[Collected data]

= = =

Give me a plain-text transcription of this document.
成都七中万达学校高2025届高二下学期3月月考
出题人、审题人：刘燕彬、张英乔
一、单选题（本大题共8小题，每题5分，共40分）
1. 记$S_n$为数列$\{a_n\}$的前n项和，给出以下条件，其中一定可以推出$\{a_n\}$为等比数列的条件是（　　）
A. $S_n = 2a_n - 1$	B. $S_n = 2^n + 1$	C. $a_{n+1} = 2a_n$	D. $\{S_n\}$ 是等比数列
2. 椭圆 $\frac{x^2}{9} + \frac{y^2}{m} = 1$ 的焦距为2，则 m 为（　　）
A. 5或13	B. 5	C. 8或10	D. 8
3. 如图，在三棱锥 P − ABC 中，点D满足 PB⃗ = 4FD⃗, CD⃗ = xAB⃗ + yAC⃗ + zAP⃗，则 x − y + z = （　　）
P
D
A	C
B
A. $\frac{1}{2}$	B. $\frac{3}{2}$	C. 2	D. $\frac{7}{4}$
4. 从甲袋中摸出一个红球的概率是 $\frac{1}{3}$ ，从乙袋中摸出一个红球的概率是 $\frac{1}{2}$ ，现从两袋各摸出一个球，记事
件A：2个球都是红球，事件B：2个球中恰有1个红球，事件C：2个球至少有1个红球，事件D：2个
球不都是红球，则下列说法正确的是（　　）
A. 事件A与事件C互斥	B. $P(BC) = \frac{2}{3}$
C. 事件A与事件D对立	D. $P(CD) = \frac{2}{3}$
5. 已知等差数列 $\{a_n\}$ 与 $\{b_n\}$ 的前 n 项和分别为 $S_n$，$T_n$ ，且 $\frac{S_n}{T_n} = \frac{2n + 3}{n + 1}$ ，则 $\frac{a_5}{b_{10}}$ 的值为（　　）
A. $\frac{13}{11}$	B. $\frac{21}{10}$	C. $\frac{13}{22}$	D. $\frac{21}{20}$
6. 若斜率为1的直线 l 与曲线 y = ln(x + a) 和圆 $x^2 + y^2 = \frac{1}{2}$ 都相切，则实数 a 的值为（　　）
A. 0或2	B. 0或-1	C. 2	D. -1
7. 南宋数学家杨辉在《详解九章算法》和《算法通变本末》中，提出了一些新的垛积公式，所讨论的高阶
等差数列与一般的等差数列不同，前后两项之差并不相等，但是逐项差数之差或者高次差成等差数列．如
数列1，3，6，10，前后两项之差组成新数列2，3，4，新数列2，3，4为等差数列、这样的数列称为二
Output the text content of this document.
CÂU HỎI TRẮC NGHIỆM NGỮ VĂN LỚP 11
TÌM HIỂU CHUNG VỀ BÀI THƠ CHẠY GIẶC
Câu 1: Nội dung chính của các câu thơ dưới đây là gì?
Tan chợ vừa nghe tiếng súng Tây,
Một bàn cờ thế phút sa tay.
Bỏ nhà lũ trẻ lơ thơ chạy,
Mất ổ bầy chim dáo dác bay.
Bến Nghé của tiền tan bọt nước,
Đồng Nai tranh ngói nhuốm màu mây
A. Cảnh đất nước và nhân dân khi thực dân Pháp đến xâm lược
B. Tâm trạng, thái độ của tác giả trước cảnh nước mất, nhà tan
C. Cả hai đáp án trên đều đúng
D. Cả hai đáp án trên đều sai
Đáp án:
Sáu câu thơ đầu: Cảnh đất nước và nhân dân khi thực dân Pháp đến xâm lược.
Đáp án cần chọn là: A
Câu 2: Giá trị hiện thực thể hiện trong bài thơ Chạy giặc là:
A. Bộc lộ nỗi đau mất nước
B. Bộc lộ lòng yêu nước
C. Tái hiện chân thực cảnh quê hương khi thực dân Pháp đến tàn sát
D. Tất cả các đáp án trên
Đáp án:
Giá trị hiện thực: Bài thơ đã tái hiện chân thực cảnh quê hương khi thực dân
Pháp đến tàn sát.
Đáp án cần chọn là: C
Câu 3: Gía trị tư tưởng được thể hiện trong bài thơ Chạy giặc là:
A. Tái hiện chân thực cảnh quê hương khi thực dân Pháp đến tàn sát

= = =

■ **Short exercise**: Reply with one number only: the count of lines in the entries that contain "chân".

■ **Written answer**: 3